-- START The records --

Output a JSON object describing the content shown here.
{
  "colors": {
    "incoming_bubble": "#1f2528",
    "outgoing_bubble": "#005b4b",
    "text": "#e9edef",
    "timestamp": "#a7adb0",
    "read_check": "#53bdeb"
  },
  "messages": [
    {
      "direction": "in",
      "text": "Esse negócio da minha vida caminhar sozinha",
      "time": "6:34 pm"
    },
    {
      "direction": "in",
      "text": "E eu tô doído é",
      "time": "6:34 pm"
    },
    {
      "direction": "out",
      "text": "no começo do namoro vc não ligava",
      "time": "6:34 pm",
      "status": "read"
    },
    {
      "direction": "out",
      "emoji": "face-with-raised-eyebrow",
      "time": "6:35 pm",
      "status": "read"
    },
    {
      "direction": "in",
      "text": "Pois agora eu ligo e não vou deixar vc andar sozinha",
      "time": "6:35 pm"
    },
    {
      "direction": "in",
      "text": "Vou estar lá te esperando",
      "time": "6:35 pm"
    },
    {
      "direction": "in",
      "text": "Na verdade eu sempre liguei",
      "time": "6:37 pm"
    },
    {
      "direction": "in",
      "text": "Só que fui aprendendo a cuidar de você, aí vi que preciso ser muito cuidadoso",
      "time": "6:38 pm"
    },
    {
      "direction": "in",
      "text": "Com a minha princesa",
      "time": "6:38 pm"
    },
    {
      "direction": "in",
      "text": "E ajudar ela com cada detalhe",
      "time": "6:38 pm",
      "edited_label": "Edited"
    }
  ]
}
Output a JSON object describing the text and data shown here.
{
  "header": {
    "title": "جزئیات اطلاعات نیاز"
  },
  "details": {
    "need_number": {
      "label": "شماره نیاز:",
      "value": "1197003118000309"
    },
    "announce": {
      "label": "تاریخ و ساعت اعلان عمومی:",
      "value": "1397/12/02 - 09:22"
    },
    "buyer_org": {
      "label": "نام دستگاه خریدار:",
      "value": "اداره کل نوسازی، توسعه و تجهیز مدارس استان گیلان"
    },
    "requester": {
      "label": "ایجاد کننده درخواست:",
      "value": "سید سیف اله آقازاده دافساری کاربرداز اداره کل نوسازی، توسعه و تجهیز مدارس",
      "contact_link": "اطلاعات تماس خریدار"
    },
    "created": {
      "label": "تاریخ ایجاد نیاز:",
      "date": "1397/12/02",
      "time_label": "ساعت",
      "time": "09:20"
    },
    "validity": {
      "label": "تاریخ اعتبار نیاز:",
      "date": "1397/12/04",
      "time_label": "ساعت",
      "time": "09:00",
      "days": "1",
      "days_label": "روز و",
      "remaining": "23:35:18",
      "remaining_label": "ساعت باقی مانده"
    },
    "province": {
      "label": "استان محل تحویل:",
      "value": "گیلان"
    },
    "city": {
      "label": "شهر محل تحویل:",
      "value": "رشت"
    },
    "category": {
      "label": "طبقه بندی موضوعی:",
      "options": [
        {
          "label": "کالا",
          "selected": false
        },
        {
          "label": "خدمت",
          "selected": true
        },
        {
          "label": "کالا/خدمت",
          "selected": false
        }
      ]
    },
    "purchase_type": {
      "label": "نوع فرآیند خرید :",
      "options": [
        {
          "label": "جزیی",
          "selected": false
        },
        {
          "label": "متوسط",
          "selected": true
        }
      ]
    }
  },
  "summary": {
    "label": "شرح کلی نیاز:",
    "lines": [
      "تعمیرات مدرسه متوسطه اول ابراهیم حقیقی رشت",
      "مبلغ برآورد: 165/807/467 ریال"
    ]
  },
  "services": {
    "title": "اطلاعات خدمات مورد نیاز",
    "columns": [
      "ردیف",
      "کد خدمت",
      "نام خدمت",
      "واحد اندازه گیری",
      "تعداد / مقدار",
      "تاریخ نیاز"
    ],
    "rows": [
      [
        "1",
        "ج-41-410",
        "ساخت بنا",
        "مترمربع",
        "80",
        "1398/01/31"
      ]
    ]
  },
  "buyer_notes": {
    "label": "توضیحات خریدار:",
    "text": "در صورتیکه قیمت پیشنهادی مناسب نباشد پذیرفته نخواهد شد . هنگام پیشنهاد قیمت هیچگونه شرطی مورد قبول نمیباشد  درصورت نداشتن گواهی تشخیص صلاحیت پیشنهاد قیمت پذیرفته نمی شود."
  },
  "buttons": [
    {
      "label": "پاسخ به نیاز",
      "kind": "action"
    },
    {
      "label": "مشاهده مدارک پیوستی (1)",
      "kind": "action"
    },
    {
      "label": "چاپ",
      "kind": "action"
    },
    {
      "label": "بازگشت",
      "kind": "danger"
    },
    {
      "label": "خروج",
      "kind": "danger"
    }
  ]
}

-- END The records --

Description of the task: Each line of the material that holds the string "shown" counts once; give the total alone.

Written solution: 2